>> start
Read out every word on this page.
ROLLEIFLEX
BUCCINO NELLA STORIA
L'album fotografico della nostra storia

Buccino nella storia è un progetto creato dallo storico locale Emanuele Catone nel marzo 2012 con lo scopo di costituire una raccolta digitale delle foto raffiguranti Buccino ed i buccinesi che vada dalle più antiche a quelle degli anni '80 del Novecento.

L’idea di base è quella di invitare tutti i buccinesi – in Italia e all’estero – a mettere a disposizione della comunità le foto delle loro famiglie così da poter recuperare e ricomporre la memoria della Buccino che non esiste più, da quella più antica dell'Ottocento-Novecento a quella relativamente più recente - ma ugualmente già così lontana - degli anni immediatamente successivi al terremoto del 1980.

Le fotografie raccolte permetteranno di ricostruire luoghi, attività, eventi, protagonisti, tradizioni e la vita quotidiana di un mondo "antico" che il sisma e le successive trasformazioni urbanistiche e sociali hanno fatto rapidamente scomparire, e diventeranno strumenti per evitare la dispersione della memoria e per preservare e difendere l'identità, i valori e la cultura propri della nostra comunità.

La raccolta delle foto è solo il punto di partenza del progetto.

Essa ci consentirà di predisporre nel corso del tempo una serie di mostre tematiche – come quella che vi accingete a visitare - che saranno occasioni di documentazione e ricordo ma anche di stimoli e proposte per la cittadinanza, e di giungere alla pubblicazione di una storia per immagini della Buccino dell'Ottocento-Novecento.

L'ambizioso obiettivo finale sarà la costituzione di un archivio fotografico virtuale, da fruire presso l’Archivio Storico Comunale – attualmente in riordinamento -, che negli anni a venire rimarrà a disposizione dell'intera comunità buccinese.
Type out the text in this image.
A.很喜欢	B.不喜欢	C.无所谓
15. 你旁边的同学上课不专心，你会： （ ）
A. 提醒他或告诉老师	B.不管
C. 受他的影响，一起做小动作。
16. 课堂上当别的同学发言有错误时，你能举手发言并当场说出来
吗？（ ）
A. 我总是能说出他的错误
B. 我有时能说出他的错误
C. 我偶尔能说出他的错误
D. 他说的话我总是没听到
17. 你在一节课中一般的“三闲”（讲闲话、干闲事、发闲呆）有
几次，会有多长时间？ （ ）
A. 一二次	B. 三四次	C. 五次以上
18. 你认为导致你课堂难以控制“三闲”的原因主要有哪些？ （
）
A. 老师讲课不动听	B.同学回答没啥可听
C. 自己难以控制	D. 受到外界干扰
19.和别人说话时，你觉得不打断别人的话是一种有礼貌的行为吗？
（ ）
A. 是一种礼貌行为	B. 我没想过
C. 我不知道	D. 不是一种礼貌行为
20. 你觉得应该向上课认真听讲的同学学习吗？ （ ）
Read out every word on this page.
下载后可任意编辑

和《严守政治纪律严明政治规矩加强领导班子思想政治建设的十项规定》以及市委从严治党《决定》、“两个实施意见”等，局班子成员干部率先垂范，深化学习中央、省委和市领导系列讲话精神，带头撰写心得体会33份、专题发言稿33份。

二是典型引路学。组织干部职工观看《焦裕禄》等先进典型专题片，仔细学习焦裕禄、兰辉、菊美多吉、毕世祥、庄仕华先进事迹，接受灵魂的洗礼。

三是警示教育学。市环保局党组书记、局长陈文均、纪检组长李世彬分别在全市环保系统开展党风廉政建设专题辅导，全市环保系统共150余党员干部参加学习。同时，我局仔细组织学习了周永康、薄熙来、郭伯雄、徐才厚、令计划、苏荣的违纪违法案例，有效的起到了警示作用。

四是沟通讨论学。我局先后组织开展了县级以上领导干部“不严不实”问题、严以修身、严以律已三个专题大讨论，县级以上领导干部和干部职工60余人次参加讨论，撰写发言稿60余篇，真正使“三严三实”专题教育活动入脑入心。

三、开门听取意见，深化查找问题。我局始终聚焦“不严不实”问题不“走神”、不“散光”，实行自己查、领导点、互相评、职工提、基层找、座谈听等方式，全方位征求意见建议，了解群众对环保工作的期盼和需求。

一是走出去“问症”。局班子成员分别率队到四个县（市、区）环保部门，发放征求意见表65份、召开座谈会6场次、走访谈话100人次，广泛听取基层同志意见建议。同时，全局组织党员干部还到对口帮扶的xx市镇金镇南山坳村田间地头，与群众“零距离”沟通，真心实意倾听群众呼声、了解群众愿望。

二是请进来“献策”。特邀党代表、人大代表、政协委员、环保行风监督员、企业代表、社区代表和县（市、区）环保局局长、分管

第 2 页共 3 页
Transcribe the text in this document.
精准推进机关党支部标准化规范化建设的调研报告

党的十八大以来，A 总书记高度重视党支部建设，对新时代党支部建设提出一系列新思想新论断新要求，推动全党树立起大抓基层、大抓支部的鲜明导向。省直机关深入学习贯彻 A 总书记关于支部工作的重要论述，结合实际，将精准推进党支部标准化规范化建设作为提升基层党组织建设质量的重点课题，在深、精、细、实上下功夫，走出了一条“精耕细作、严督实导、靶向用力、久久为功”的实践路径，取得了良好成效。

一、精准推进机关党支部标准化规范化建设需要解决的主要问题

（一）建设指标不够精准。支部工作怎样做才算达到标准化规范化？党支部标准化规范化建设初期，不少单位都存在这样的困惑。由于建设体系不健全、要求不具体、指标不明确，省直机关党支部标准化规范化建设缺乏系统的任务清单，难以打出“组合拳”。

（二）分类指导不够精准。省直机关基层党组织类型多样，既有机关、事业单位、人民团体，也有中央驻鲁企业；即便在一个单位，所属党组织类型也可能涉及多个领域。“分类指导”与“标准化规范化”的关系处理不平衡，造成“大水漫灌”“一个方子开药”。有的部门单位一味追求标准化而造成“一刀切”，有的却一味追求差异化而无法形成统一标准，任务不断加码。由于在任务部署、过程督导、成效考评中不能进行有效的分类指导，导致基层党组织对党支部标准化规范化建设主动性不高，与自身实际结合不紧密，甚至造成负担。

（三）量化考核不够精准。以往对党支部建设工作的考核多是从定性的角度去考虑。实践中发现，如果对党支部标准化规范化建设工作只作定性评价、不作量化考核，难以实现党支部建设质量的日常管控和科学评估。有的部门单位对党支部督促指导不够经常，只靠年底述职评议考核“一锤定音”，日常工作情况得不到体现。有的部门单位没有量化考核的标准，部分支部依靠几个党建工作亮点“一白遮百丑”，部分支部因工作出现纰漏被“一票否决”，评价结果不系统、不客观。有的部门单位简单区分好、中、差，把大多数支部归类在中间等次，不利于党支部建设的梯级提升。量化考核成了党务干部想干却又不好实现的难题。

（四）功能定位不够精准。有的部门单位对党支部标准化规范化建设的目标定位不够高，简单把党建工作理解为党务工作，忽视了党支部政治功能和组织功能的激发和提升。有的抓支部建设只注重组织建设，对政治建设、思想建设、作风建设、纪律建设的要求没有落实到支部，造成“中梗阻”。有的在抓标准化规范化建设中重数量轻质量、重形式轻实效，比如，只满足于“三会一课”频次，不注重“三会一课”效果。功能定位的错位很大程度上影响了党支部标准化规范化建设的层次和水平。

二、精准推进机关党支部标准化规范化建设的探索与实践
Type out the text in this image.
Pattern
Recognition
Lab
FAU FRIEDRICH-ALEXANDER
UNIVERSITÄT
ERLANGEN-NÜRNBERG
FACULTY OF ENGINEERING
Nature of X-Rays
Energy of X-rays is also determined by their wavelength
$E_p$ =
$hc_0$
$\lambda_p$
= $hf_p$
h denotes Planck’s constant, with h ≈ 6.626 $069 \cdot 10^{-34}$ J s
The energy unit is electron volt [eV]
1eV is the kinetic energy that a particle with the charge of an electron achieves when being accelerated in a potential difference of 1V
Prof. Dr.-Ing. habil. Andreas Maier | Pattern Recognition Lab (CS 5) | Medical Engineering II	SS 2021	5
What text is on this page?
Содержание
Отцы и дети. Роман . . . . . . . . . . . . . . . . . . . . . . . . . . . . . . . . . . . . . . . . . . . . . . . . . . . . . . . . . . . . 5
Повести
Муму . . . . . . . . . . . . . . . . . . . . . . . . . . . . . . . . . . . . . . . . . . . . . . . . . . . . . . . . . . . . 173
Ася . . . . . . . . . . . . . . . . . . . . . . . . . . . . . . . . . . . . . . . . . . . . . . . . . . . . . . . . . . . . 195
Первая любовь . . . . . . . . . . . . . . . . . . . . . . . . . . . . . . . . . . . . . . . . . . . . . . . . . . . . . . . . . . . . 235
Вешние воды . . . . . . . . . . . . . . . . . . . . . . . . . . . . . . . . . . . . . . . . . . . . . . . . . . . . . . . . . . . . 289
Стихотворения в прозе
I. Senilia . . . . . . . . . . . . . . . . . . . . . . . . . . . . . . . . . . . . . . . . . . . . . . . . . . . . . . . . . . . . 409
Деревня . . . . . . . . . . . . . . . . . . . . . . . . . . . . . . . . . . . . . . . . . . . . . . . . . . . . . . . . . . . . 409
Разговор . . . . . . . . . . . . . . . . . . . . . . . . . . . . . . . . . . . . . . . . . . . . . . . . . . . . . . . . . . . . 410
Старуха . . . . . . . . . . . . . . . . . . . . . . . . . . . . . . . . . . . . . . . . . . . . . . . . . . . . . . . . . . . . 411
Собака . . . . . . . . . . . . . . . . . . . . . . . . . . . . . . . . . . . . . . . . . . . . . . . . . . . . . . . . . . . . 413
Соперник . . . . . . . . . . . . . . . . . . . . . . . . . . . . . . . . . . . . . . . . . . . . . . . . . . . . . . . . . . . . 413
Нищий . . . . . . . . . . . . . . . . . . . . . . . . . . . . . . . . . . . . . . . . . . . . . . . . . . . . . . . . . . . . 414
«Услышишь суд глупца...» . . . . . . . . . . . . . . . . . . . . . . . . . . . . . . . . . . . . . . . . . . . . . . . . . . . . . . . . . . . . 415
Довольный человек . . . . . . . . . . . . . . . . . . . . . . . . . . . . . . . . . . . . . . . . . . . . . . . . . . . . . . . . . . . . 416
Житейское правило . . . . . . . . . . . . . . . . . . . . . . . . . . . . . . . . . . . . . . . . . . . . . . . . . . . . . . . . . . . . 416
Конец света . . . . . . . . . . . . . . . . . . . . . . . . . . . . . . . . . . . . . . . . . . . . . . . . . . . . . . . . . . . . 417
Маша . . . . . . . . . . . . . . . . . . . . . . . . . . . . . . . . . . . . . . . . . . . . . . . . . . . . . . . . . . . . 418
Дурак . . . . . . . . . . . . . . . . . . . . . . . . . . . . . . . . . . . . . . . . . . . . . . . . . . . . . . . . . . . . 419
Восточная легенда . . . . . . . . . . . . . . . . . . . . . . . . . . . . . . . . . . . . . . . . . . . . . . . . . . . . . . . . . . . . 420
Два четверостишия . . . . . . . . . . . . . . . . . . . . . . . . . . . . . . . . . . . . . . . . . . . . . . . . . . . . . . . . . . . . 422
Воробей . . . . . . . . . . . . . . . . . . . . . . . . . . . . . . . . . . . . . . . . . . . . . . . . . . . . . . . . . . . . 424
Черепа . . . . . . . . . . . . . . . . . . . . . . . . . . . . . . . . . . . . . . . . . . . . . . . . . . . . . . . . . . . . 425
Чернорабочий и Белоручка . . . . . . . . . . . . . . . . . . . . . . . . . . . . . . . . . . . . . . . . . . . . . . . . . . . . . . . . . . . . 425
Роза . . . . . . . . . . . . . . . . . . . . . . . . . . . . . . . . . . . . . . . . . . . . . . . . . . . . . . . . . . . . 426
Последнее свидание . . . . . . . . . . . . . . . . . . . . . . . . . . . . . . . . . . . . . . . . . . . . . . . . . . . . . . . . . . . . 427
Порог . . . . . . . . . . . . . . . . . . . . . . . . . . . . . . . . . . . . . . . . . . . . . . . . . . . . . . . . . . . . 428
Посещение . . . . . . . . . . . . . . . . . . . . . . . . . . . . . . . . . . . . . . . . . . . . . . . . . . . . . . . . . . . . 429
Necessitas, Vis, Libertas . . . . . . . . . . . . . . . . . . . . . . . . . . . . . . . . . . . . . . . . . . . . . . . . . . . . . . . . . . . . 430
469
>> end
List all lines from the entries that include the word "不严不实".

四是沟通讨论学。我局先后组织开展了县级以上领导干部“不严不实”问题、严以修身、严以律已三个专题大讨论，县级以上领导干部和干部职工60余人次参加讨论，撰写发言稿60余篇，真正使“三严三实”专题教育活动入脑入心。
三、开门听取意见，深化查找问题。我局始终聚焦“不严不实”问题不“走神”、不“散光”，实行自己查、领导点、互相评、职工提、基层找、座谈听等方式，全方位征求意见建议，了解群众对环保工作的期盼和需求。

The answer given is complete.